### Records provided ###

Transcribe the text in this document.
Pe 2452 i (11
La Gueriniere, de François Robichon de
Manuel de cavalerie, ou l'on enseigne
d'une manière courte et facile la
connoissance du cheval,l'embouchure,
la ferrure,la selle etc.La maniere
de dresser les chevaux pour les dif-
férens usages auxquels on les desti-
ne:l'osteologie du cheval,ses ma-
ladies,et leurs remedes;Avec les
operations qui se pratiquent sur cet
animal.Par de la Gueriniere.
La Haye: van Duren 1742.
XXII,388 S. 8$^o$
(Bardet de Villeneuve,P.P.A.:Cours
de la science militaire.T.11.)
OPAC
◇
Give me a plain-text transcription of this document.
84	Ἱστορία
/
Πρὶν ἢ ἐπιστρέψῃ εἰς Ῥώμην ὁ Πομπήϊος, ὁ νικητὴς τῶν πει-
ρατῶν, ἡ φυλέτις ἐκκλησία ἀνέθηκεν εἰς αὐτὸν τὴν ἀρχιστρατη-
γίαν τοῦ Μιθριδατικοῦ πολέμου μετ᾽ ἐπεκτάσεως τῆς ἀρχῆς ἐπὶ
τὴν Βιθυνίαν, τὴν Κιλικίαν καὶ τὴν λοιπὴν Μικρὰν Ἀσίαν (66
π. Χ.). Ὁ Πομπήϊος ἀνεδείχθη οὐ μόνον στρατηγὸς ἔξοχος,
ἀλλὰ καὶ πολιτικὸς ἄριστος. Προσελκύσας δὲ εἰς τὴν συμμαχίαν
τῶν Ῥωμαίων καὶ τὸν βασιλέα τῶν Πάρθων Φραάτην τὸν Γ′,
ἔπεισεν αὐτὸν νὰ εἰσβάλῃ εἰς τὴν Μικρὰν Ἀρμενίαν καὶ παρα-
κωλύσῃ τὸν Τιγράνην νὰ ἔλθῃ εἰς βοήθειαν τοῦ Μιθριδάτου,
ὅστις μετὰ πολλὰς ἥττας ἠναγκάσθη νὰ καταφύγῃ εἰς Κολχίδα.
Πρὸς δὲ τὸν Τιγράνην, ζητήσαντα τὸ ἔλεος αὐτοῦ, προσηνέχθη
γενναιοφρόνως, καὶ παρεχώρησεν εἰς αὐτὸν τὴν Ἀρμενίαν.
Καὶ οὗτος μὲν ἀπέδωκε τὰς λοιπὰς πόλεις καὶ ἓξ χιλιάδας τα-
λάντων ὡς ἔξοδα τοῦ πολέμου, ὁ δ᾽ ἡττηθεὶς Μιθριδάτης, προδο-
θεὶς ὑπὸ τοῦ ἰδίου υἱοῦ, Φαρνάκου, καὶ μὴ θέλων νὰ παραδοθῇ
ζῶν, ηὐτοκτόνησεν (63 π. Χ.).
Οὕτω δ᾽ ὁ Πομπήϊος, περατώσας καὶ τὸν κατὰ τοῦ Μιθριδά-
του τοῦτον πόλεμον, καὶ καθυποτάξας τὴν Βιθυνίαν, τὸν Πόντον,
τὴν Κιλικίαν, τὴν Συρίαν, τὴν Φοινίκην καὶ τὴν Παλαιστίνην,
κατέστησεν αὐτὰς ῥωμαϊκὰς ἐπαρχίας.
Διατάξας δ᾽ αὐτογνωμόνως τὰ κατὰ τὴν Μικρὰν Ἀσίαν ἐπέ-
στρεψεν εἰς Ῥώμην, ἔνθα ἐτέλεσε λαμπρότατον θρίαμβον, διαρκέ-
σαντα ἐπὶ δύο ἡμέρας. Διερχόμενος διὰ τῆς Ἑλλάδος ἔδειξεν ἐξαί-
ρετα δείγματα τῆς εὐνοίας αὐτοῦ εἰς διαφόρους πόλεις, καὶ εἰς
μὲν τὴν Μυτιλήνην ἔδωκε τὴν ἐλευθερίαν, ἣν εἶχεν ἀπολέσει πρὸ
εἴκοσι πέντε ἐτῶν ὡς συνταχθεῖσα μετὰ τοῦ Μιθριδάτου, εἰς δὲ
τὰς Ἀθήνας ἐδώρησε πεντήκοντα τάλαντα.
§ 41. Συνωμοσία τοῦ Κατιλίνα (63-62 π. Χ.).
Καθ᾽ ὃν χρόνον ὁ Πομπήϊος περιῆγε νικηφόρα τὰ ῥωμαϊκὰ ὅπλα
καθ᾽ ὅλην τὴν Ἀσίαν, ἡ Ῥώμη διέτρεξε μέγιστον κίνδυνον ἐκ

###

Write out every entry word for word.

> Exercise answer
Transcribe the text in this document.
Pe 2452 i (11
La Gueriniere, de François Robichon de
Manuel de cavalerie, ou l'on enseigne
d'une manière courte et facile la
connoissance du cheval,l'embouchure,
la ferrure,la selle etc.La maniere
de dresser les chevaux pour les dif-
férens usages auxquels on les desti-
ne:l'osteologie du cheval,ses ma-
ladies,et leurs remedes;Avec les
operations qui se pratiquent sur cet
animal.Par de la Gueriniere.
La Haye: van Duren 1742.
XXII,388 S. 8$^o$
(Bardet de Villeneuve,P.P.A.:Cours
de la science militaire.T.11.)
OPAC
◇
Give me a plain-text transcription of this document.
84	Ἱστορία
/
Πρὶν ἢ ἐπιστρέψῃ εἰς Ῥώμην ὁ Πομπήϊος, ὁ νικητὴς τῶν πει-
ρατῶν, ἡ φυλέτις ἐκκλησία ἀνέθηκεν εἰς αὐτὸν τὴν ἀρχιστρατη-
γίαν τοῦ Μιθριδατικοῦ πολέμου μετ᾽ ἐπεκτάσεως τῆς ἀρχῆς ἐπὶ
τὴν Βιθυνίαν, τὴν Κιλικίαν καὶ τὴν λοιπὴν Μικρὰν Ἀσίαν (66
π. Χ.). Ὁ Πομπήϊος ἀνεδείχθη οὐ μόνον στρατηγὸς ἔξοχος,
ἀλλὰ καὶ πολιτικὸς ἄριστος. Προσελκύσας δὲ εἰς τὴν συμμαχίαν
τῶν Ῥωμαίων καὶ τὸν βασιλέα τῶν Πάρθων Φραάτην τὸν Γ′,
ἔπεισεν αὐτὸν νὰ εἰσβάλῃ εἰς τὴν Μικρὰν Ἀρμενίαν καὶ παρα-
κωλύσῃ τὸν Τιγράνην νὰ ἔλθῃ εἰς βοήθειαν τοῦ Μιθριδάτου,
ὅστις μετὰ πολλὰς ἥττας ἠναγκάσθη νὰ καταφύγῃ εἰς Κολχίδα.
Πρὸς δὲ τὸν Τιγράνην, ζητήσαντα τὸ ἔλεος αὐτοῦ, προσηνέχθη
γενναιοφρόνως, καὶ παρεχώρησεν εἰς αὐτὸν τὴν Ἀρμενίαν.
Καὶ οὗτος μὲν ἀπέδωκε τὰς λοιπὰς πόλεις καὶ ἓξ χιλιάδας τα-
λάντων ὡς ἔξοδα τοῦ πολέμου, ὁ δ᾽ ἡττηθεὶς Μιθριδάτης, προδο-
θεὶς ὑπὸ τοῦ ἰδίου υἱοῦ, Φαρνάκου, καὶ μὴ θέλων νὰ παραδοθῇ
ζῶν, ηὐτοκτόνησεν (63 π. Χ.).
Οὕτω δ᾽ ὁ Πομπήϊος, περατώσας καὶ τὸν κατὰ τοῦ Μιθριδά-
του τοῦτον πόλεμον, καὶ καθυποτάξας τὴν Βιθυνίαν, τὸν Πόντον,
τὴν Κιλικίαν, τὴν Συρίαν, τὴν Φοινίκην καὶ τὴν Παλαιστίνην,
κατέστησεν αὐτὰς ῥωμαϊκὰς ἐπαρχίας.
Διατάξας δ᾽ αὐτογνωμόνως τὰ κατὰ τὴν Μικρὰν Ἀσίαν ἐπέ-
στρεψεν εἰς Ῥώμην, ἔνθα ἐτέλεσε λαμπρότατον θρίαμβον, διαρκέ-
σαντα ἐπὶ δύο ἡμέρας. Διερχόμενος διὰ τῆς Ἑλλάδος ἔδειξεν ἐξαί-
ρετα δείγματα τῆς εὐνοίας αὐτοῦ εἰς διαφόρους πόλεις, καὶ εἰς
μὲν τὴν Μυτιλήνην ἔδωκε τὴν ἐλευθερίαν, ἣν εἶχεν ἀπολέσει πρὸ
εἴκοσι πέντε ἐτῶν ὡς συνταχθεῖσα μετὰ τοῦ Μιθριδάτου, εἰς δὲ
τὰς Ἀθήνας ἐδώρησε πεντήκοντα τάλαντα.
§ 41. Συνωμοσία τοῦ Κατιλίνα (63-62 π. Χ.).
Καθ᾽ ὃν χρόνον ὁ Πομπήϊος περιῆγε νικηφόρα τὰ ῥωμαϊκὰ ὅπλα
καθ᾽ ὅλην τὴν Ἀσίαν, ἡ Ῥώμη διέτρεξε μέγιστον κίνδυνον ἐκ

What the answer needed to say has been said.